[Part of a data file]
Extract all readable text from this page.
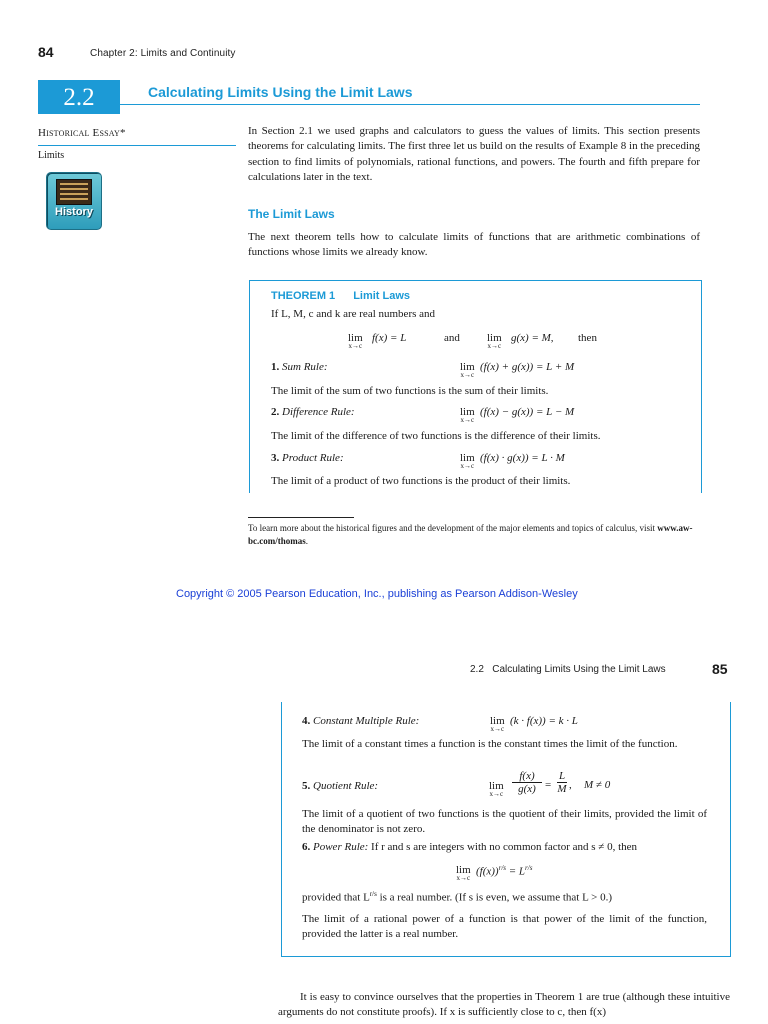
84	Chapter 2: Limits and Continuity
2.2	Calculating Limits Using the Limit Laws
Historical Essay*
Limits
History
In Section 2.1 we used graphs and calculators to guess the values of limits. This section presents theorems for calculating limits. The first three let us build on the results of Example 8 in the preceding section to find limits of polynomials, rational functions, and powers. The fourth and fifth prepare for calculations later in the text.
The Limit Laws
The next theorem tells how to calculate limits of functions that are arithmetic combinations of functions whose limits we already know.
THEOREM 1 Limit Laws
If L, M, c and k are real numbers and
lim
x→c
f(x) = L	and lim
x→c
g(x) = M, then
1. Sum Rule:	lim
x→c
(f(x) + g(x)) = L + M
The limit of the sum of two functions is the sum of their limits.
2. Difference Rule:	lim
x→c
(f(x) − g(x)) = L − M
The limit of the difference of two functions is the difference of their limits.
3. Product Rule:	lim
x→c
(f(x) · g(x)) = L · M
The limit of a product of two functions is the product of their limits.
To learn more about the historical figures and the development of the major elements and topics of calculus, visit www.aw-bc.com/thomas.
Copyright © 2005 Pearson Education, Inc., publishing as Pearson Addison-Wesley
2.2   Calculating Limits Using the Limit Laws	85
4. Constant Multiple Rule:	lim
x→c
(k · f(x)) = k · L
The limit of a constant times a function is the constant times the limit of the function.
5. Quotient Rule:	lim
x→c
f(x)
g(x) =
L
M , M ≠ 0
The limit of a quotient of two functions is the quotient of their limits, provided the limit of the denominator is not zero.
6. Power Rule: If r and s are integers with no common factor and s ≠ 0, then
lim
x→c
$(f(x))^{r/s} = L^{r/s}$
provided that $L^{r/s}$ is a real number. (If s is even, we assume that L > 0.)
The limit of a rational power of a function is that power of the limit of the function, provided the latter is a real number.
It is easy to convince ourselves that the properties in Theorem 1 are true (although these intuitive arguments do not constitute proofs). If x is sufficiently close to c, then f(x)
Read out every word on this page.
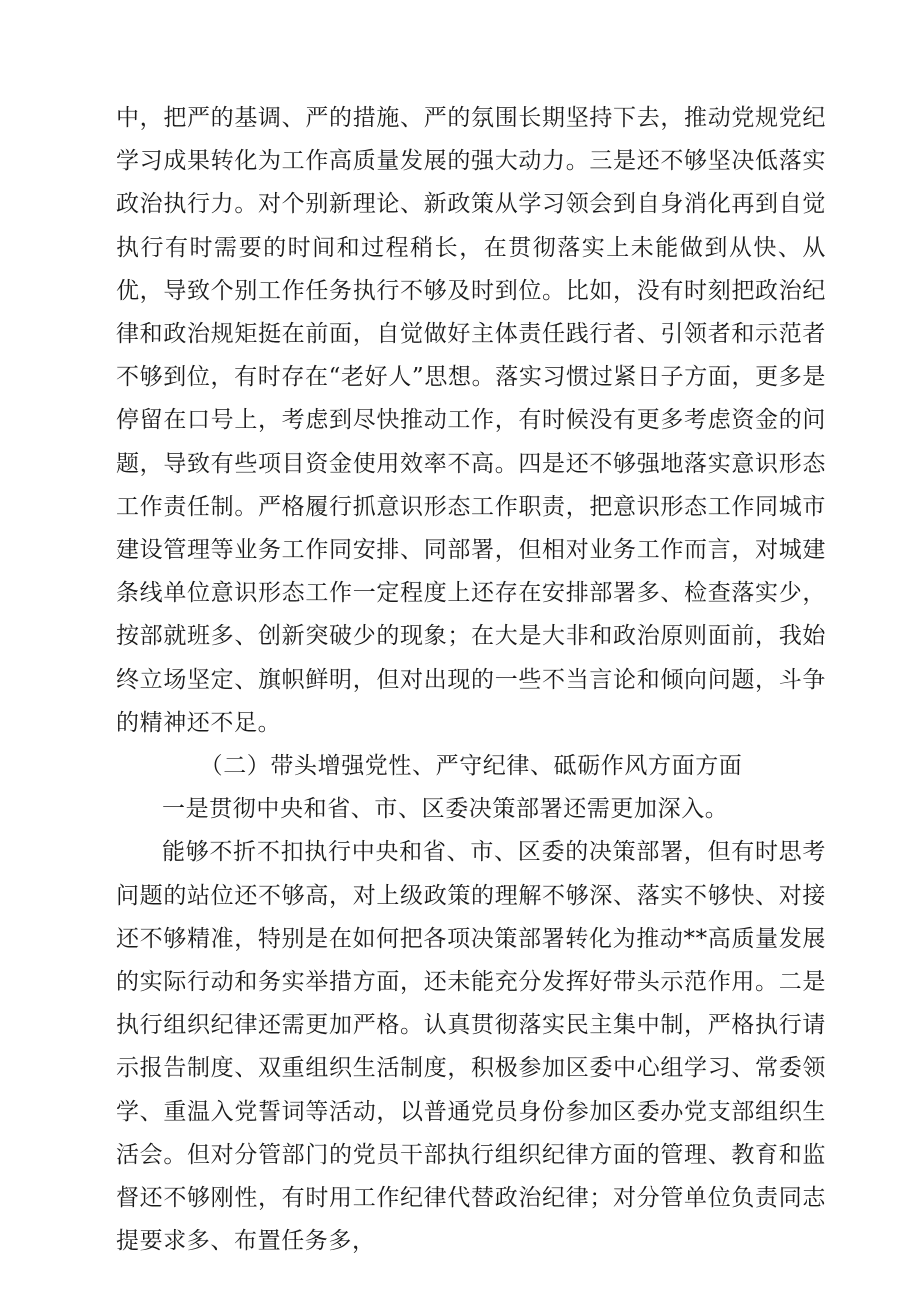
中，把严的基调、严的措施、严的氛围长期坚持下去，推动党规党纪学习成果转化为工作高质量发展的强大动力。三是还不够坚决低落实政治执行力。对个别新理论、新政策从学习领会到自身消化再到自觉执行有时需要的时间和过程稍长，在贯彻落实上未能做到从快、从优，导致个别工作任务执行不够及时到位。比如，没有时刻把政治纪律和政治规矩挺在前面，自觉做好主体责任践行者、引领者和示范者不够到位，有时存在“老好人”思想。落实习惯过紧日子方面，更多是停留在口号上，考虑到尽快推动工作，有时候没有更多考虑资金的问题，导致有些项目资金使用效率不高。四是还不够强地落实意识形态工作责任制。严格履行抓意识形态工作职责，把意识形态工作同城市建设管理等业务工作同安排、同部署，但相对业务工作而言，对城建条线单位意识形态工作一定程度上还存在安排部署多、检查落实少，按部就班多、创新突破少的现象；在大是大非和政治原则面前，我始终立场坚定、旗帜鲜明，但对出现的一些不当言论和倾向问题，斗争的精神还不足。

（二）带头增强党性、严守纪律、砥砺作风方面方面

一是贯彻中央和省、市、区委决策部署还需更加深入。

能够不折不扣执行中央和省、市、区委的决策部署，但有时思考问题的站位还不够高，对上级政策的理解不够深、落实不够快、对接还不够精准，特别是在如何把各项决策部署转化为推动**高质量发展的实际行动和务实举措方面，还未能充分发挥好带头示范作用。二是执行组织纪律还需更加严格。认真贯彻落实民主集中制，严格执行请示报告制度、双重组织生活制度，积极参加区委中心组学习、常委领学、重温入党誓词等活动，以普通党员身份参加区委办党支部组织生活会。但对分管部门的党员干部执行组织纪律方面的管理、教育和监督还不够刚性，有时用工作纪律代替政治纪律；对分管单位负责同志提要求多、布置任务多，
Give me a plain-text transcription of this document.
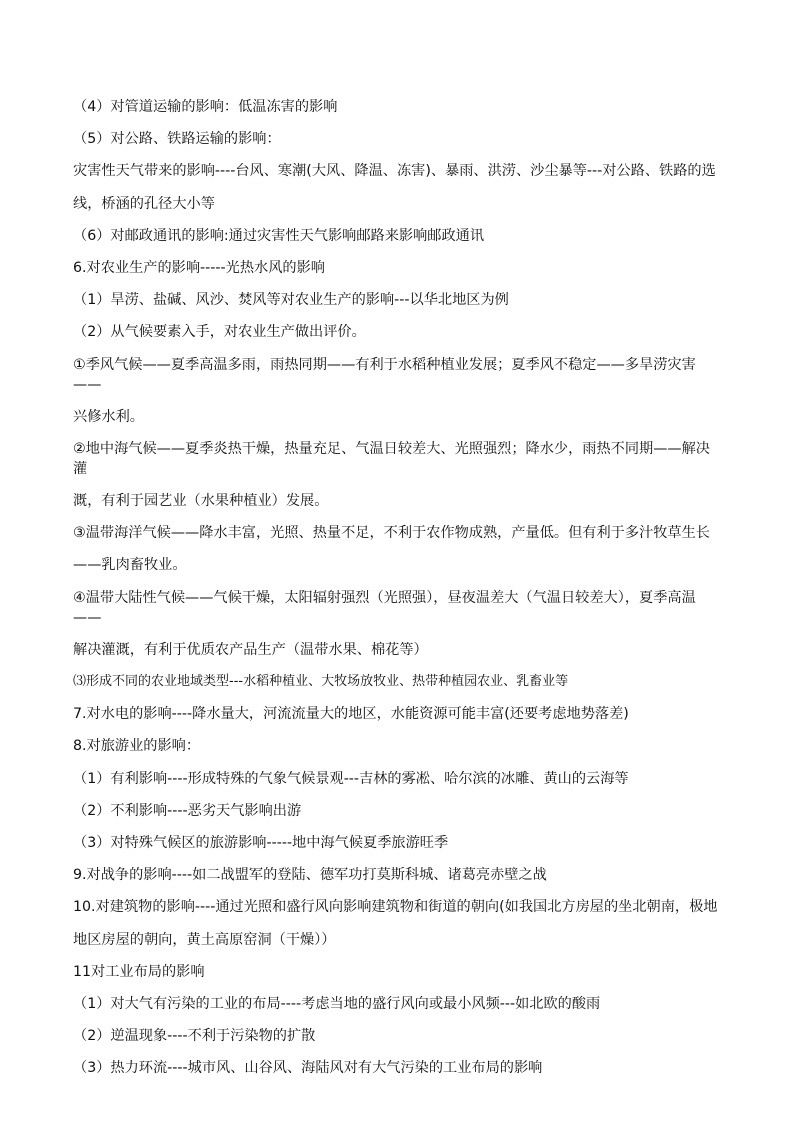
（4）对管道运输的影响：低温冻害的影响
（5）对公路、铁路运输的影响：
灾害性天气带来的影响----台风、寒潮(大风、降温、冻害)、暴雨、洪涝、沙尘暴等---对公路、铁路的选
线，桥涵的孔径大小等
（6）对邮政通讯的影响:通过灾害性天气影响邮路来影响邮政通讯
6.对农业生产的影响-----光热水风的影响
（1）旱涝、盐碱、风沙、焚风等对农业生产的影响---以华北地区为例
（2）从气候要素入手，对农业生产做出评价。
①季风气候——夏季高温多雨，雨热同期——有利于水稻种植业发展；夏季风不稳定——多旱涝灾害——
兴修水利。
②地中海气候——夏季炎热干燥，热量充足、气温日较差大、光照强烈；降水少，雨热不同期——解决灌
溉，有利于园艺业（水果种植业）发展。
③温带海洋气候——降水丰富，光照、热量不足，不利于农作物成熟，产量低。但有利于多汁牧草生长
——乳肉畜牧业。
④温带大陆性气候——气候干燥，太阳辐射强烈（光照强），昼夜温差大（气温日较差大），夏季高温——
解决灌溉，有利于优质农产品生产（温带水果、棉花等）
⑶形成不同的农业地域类型---水稻种植业、大牧场放牧业、热带种植园农业、乳畜业等
7.对水电的影响----降水量大，河流流量大的地区，水能资源可能丰富(还要考虑地势落差)
8.对旅游业的影响：
（1）有利影响----形成特殊的气象气候景观---吉林的雾凇、哈尔滨的冰雕、黄山的云海等
（2）不利影响----恶劣天气影响出游
（3）对特殊气候区的旅游影响-----地中海气候夏季旅游旺季
9.对战争的影响----如二战盟军的登陆、德军功打莫斯科城、诸葛亮赤壁之战
10.对建筑物的影响----通过光照和盛行风向影响建筑物和街道的朝向(如我国北方房屋的坐北朝南，极地
地区房屋的朝向，黄土高原窑洞（干燥））
11对工业布局的影响
（1）对大气有污染的工业的布局----考虑当地的盛行风向或最小风频---如北欧的酸雨
（2）逆温现象----不利于污染物的扩散
（3）热力环流----城市风、山谷风、海陆风对有大气污染的工业布局的影响
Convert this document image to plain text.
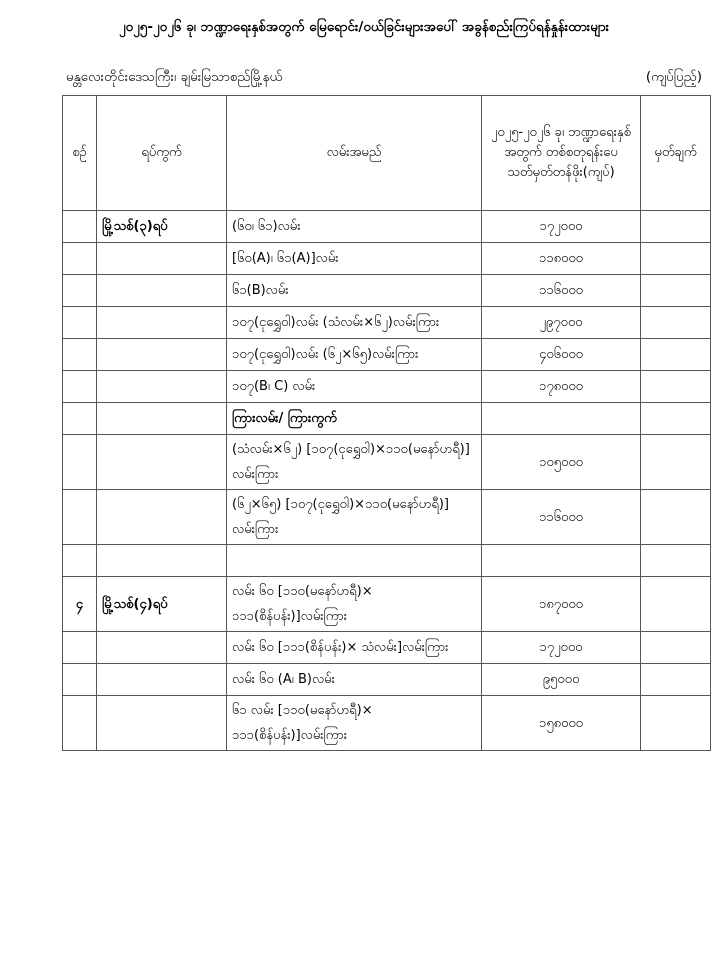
၂၀၂၅-၂၀၂၆ ခု၊ ဘဏ္ဍာရေးနှစ်အတွက် မြေရောင်း/ဝယ်ခြင်းများအပေါ် အခွန်စည်းကြပ်ရန်နှုန်းထားများ
မန္တလေးတိုင်းဒေသကြီး၊ ချမ်းမြသာစည်မြို့နယ်	(ကျပ်ပြည့်)
စဉ်	ရပ်ကွက်	လမ်းအမည်	၂၀၂၅-၂၀၂၆ ခု၊ ဘဏ္ဍာရေးနှစ်အတွက် တစ်စတုရန်းပေ သတ်မှတ်တန်ဖိုး(ကျပ်)	မှတ်ချက်
	မြို့သစ်(၃)ရပ်	(၆၀၊ ၆၁)လမ်း	၁၇၂၀၀၀	
		[၆၀(A)၊ ၆၁(A)]လမ်း	၁၁၈၀၀၀	
		၆၁(B)လမ်း	၁၁၆၀၀၀	
		၁၀၇(ငုရွှေဝါ)လမ်း (သံလမ်း×၆၂)လမ်းကြား	၂၉၇၀၀၀	
		၁၀၇(ငုရွှေဝါ)လမ်း (၆၂×၆၅)လမ်းကြား	၄၀၆၀၀၀	
		၁၀၇(B၊ C) လမ်း	၁၇၈၀၀၀	
		ကြားလမ်း/ ကြားကွက်		
		(သံလမ်း×၆၂) [၁၀၇(ငုရွှေဝါ)×၁၁၀(မနော်ဟရီ)] လမ်းကြား	၁၀၅၀၀၀	
		(၆၂×၆၅) [၁၀၇(ငုရွှေဝါ)×၁၁၀(မနော်ဟရီ)] လမ်းကြား	၁၁၆၀၀၀	

၄	မြို့သစ်(၄)ရပ်	လမ်း ၆၀ [၁၁၀(မနော်ဟရီ)× ၁၁၁(စိန်ပန်း)]လမ်းကြား	၁၈၇၀၀၀	
		လမ်း ၆၀ [၁၁၁(စိန်ပန်း)× သံလမ်း]လမ်းကြား	၁၇၂၀၀၀	
		လမ်း ၆၀ (A၊ B)လမ်း	၉၅၀၀၀	
		၆၁ လမ်း [၁၁၀(မနော်ဟရီ)× ၁၁၁(စိန်ပန်း)]လမ်းကြား	၁၅၈၀၀၀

Directive: Tally up the lines of the listing containing the word "real". Give only the total.

Right answer: 3